## STATED PROBLEM
Present each line of the entries below that holds the word "title".

## RECORDS SHOWN
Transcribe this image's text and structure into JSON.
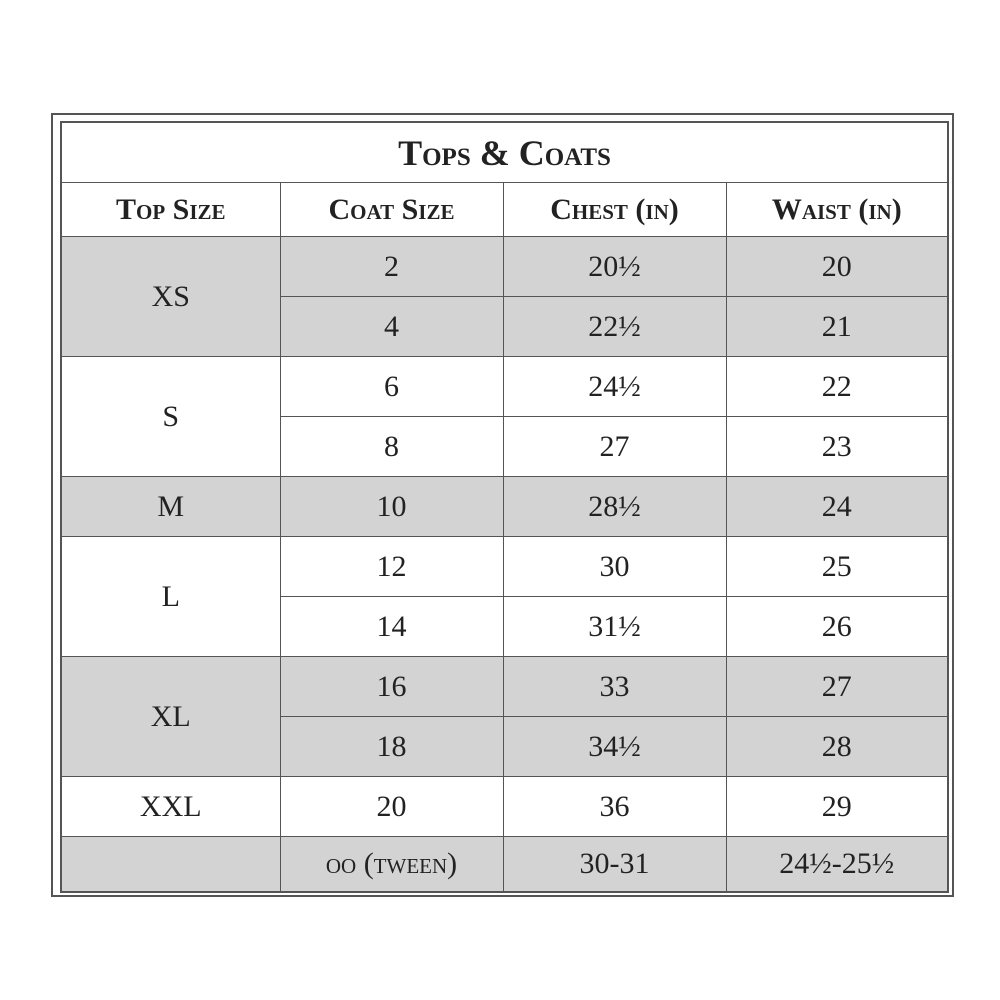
{
  "title": "Tops & Coats",
  "headers": [
    "Top Size",
    "Coat Size",
    "Chest (in)",
    "Waist (in)"
  ],
  "groups": [
    {
      "top_size": "XS",
      "rows": [
        [
          "2",
          "20½",
          "20"
        ],
        [
          "4",
          "22½",
          "21"
        ]
      ]
    },
    {
      "top_size": "S",
      "rows": [
        [
          "6",
          "24½",
          "22"
        ],
        [
          "8",
          "27",
          "23"
        ]
      ]
    },
    {
      "top_size": "M",
      "rows": [
        [
          "10",
          "28½",
          "24"
        ]
      ]
    },
    {
      "top_size": "L",
      "rows": [
        [
          "12",
          "30",
          "25"
        ],
        [
          "14",
          "31½",
          "26"
        ]
      ]
    },
    {
      "top_size": "XL",
      "rows": [
        [
          "16",
          "33",
          "27"
        ],
        [
          "18",
          "34½",
          "28"
        ]
      ]
    },
    {
      "top_size": "XXL",
      "rows": [
        [
          "20",
          "36",
          "29"
        ]
      ]
    },
    {
      "rows": [
        [
          "oo (tween)",
          "30-31",
          "24½-25½"
        ]
      ]
    }
  ]
}
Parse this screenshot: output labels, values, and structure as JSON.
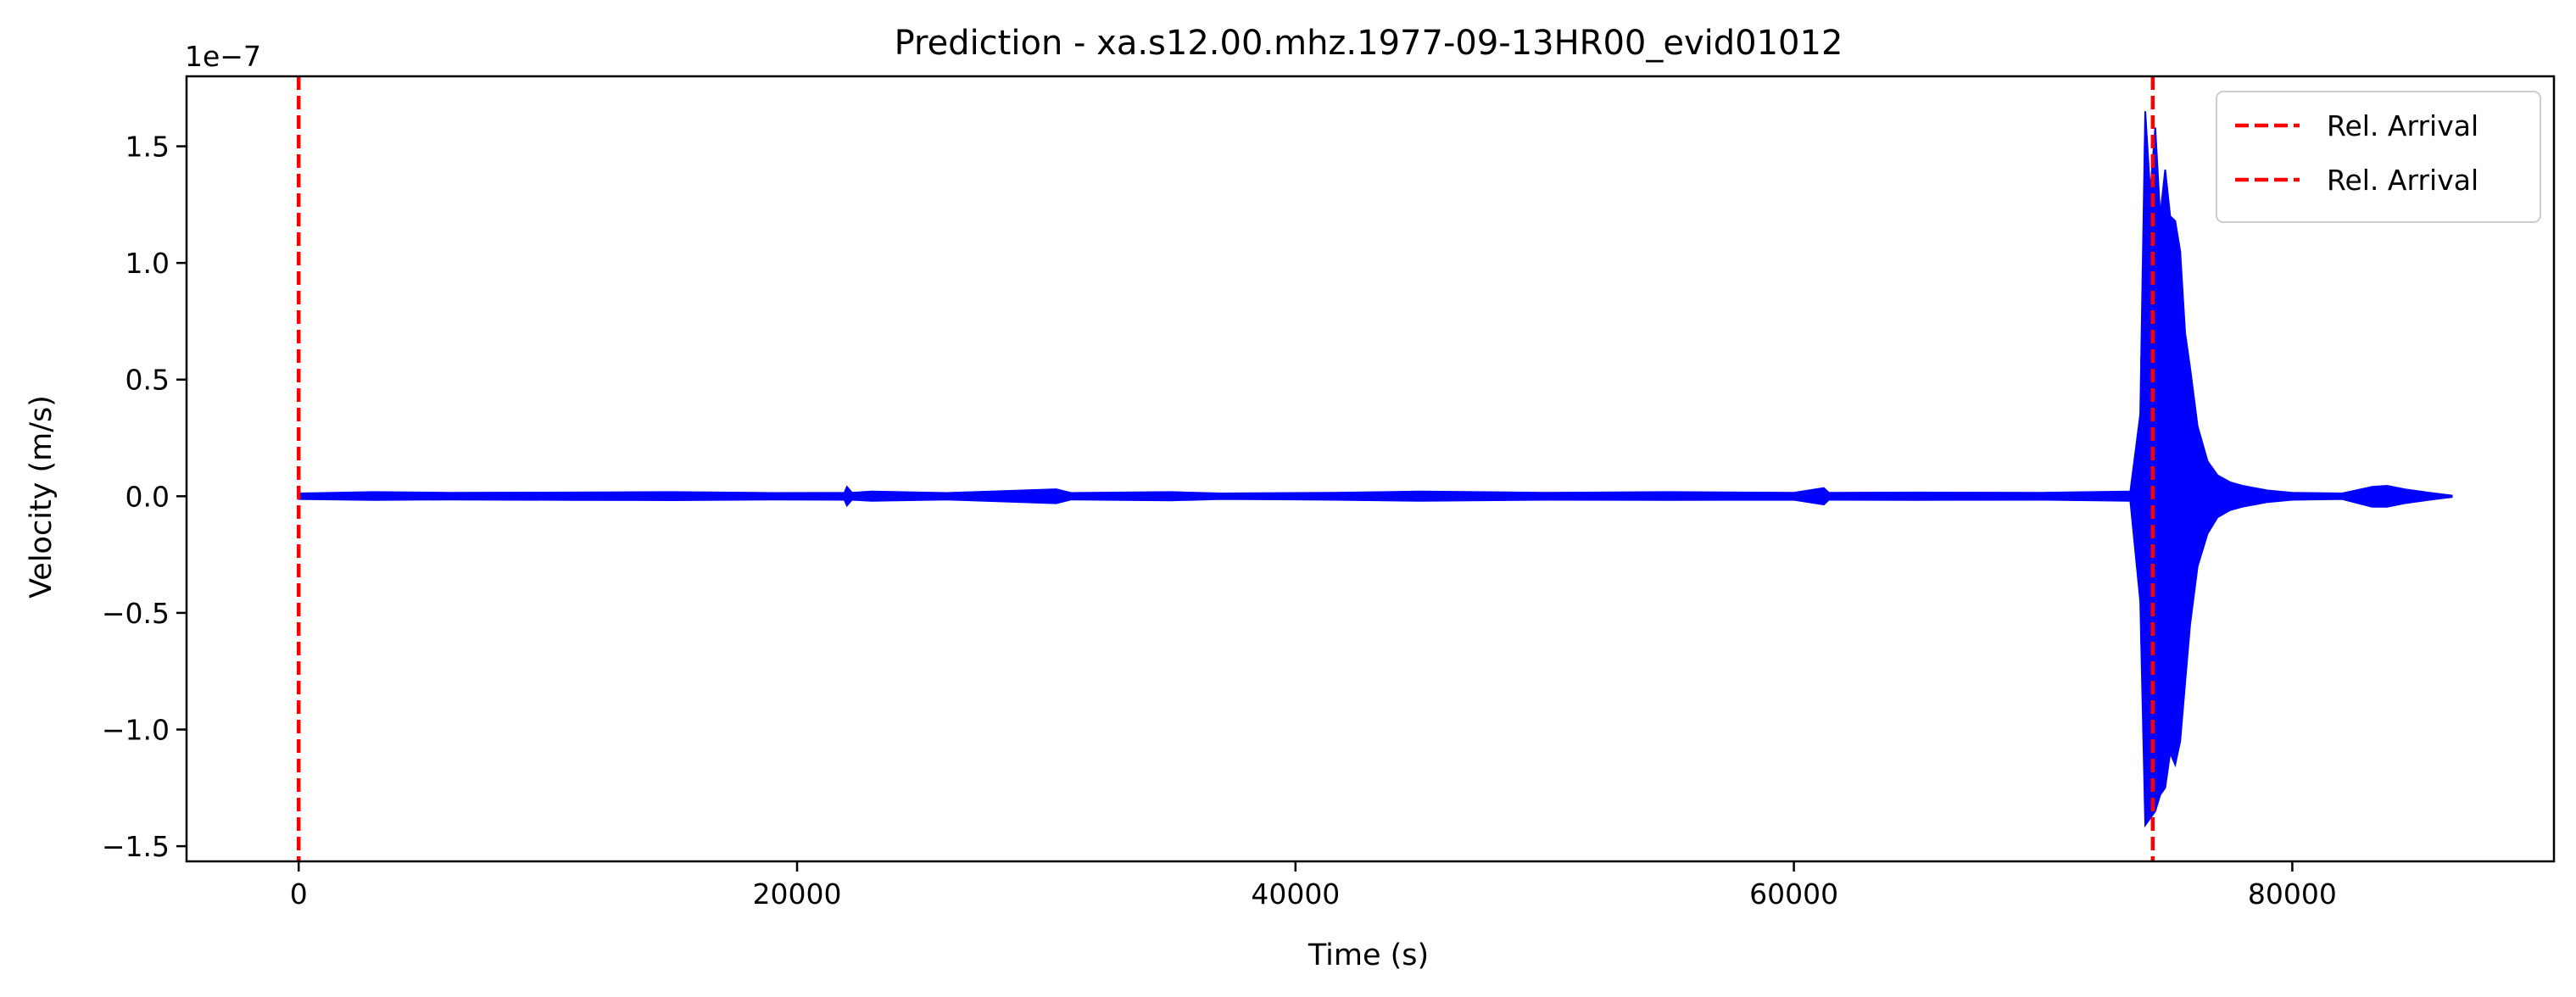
{
  "chart_data": {
    "type": "line",
    "title": "Prediction - xa.s12.00.mhz.1977-09-13HR00_evid01012",
    "xlabel": "Time (s)",
    "ylabel": "Velocity (m/s)",
    "y_offset_text": "1e−7",
    "y_scale_exponent": -7,
    "xlim": [
      -4500,
      90500
    ],
    "ylim": [
      -1.565,
      1.8
    ],
    "grid": false,
    "legend_position": "top-right",
    "x_ticks": [
      {
        "value": 0,
        "label": "0"
      },
      {
        "value": 20000,
        "label": "20000"
      },
      {
        "value": 40000,
        "label": "40000"
      },
      {
        "value": 60000,
        "label": "60000"
      },
      {
        "value": 80000,
        "label": "80000"
      }
    ],
    "y_ticks": [
      {
        "value": -1.5,
        "label": "−1.5"
      },
      {
        "value": -1.0,
        "label": "−1.0"
      },
      {
        "value": -0.5,
        "label": "−0.5"
      },
      {
        "value": 0.0,
        "label": "0.0"
      },
      {
        "value": 0.5,
        "label": "0.5"
      },
      {
        "value": 1.0,
        "label": "1.0"
      },
      {
        "value": 1.5,
        "label": "1.5"
      }
    ],
    "series": [
      {
        "name": "",
        "color": "#0000ff",
        "style": "envelope",
        "x_range": [
          0,
          86400
        ],
        "envelope": [
          [
            0,
            0.012,
            -0.012
          ],
          [
            3000,
            0.018,
            -0.016
          ],
          [
            6000,
            0.015,
            -0.014
          ],
          [
            11000,
            0.016,
            -0.016
          ],
          [
            15000,
            0.018,
            -0.017
          ],
          [
            19000,
            0.014,
            -0.014
          ],
          [
            21900,
            0.015,
            -0.015
          ],
          [
            22000,
            0.04,
            -0.04
          ],
          [
            22200,
            0.015,
            -0.015
          ],
          [
            23000,
            0.02,
            -0.02
          ],
          [
            26000,
            0.014,
            -0.014
          ],
          [
            30400,
            0.03,
            -0.03
          ],
          [
            31000,
            0.014,
            -0.014
          ],
          [
            35000,
            0.018,
            -0.018
          ],
          [
            37000,
            0.012,
            -0.012
          ],
          [
            41500,
            0.015,
            -0.015
          ],
          [
            45000,
            0.02,
            -0.02
          ],
          [
            50000,
            0.015,
            -0.015
          ],
          [
            55000,
            0.018,
            -0.016
          ],
          [
            60000,
            0.015,
            -0.015
          ],
          [
            61200,
            0.035,
            -0.035
          ],
          [
            61400,
            0.015,
            -0.015
          ],
          [
            65000,
            0.016,
            -0.016
          ],
          [
            70000,
            0.015,
            -0.015
          ],
          [
            73500,
            0.02,
            -0.02
          ],
          [
            73900,
            0.35,
            -0.45
          ],
          [
            74100,
            1.65,
            -1.41
          ],
          [
            74300,
            1.3,
            -1.38
          ],
          [
            74500,
            1.58,
            -1.35
          ],
          [
            74700,
            1.2,
            -1.28
          ],
          [
            74900,
            1.4,
            -1.25
          ],
          [
            75100,
            1.2,
            -1.1
          ],
          [
            75300,
            1.18,
            -1.15
          ],
          [
            75500,
            1.05,
            -1.05
          ],
          [
            75700,
            0.7,
            -0.8
          ],
          [
            75900,
            0.55,
            -0.55
          ],
          [
            76200,
            0.3,
            -0.3
          ],
          [
            76600,
            0.15,
            -0.16
          ],
          [
            77000,
            0.09,
            -0.09
          ],
          [
            77500,
            0.06,
            -0.06
          ],
          [
            78000,
            0.045,
            -0.045
          ],
          [
            79000,
            0.025,
            -0.025
          ],
          [
            80000,
            0.015,
            -0.015
          ],
          [
            82000,
            0.012,
            -0.012
          ],
          [
            83200,
            0.04,
            -0.045
          ],
          [
            83800,
            0.045,
            -0.045
          ],
          [
            84500,
            0.03,
            -0.03
          ],
          [
            85500,
            0.015,
            -0.015
          ],
          [
            86400,
            0.003,
            -0.003
          ]
        ]
      },
      {
        "name": "Rel. Arrival",
        "color": "#ff0000",
        "style": "dashed-vline",
        "x": 0
      },
      {
        "name": "Rel. Arrival",
        "color": "#ff0000",
        "style": "dashed-vline",
        "x": 74400
      }
    ]
  }
}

## COMPLETED EXERCISE
  "title": "Tops & Coats",
    "title": "Prediction - xa.s12.00.mhz.1977-09-13HR00_evid01012",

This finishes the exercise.